**EXERCISE AIM:** Show all lines of the listing that hold the word "cancelled".

Stored records
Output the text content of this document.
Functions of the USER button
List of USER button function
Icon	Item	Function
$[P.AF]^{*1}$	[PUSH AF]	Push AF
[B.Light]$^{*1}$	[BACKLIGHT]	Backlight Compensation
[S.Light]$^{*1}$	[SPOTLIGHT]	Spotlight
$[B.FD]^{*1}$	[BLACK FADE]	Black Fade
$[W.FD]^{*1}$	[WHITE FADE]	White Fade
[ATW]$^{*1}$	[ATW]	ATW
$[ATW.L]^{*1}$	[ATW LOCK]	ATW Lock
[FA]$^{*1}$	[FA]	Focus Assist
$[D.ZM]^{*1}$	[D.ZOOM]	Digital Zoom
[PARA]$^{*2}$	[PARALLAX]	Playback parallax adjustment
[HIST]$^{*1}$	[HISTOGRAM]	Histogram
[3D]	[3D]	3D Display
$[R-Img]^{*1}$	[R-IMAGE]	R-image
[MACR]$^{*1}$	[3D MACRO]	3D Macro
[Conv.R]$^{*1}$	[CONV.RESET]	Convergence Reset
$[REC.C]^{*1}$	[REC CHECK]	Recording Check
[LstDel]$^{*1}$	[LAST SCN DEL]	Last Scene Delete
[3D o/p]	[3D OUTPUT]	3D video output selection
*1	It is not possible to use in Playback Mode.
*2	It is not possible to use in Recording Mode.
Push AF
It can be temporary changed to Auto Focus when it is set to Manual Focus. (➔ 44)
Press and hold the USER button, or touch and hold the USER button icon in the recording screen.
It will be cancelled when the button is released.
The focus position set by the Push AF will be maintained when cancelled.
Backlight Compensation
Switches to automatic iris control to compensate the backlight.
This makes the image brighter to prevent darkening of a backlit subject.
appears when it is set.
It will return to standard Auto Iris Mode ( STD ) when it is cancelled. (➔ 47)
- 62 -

**CORRECT OUTPUT:**
It will be cancelled when the button is released.
The focus position set by the Push AF will be maintained when cancelled.
It will return to standard Auto Iris Mode ( STD ) when it is cancelled. (➔ 47)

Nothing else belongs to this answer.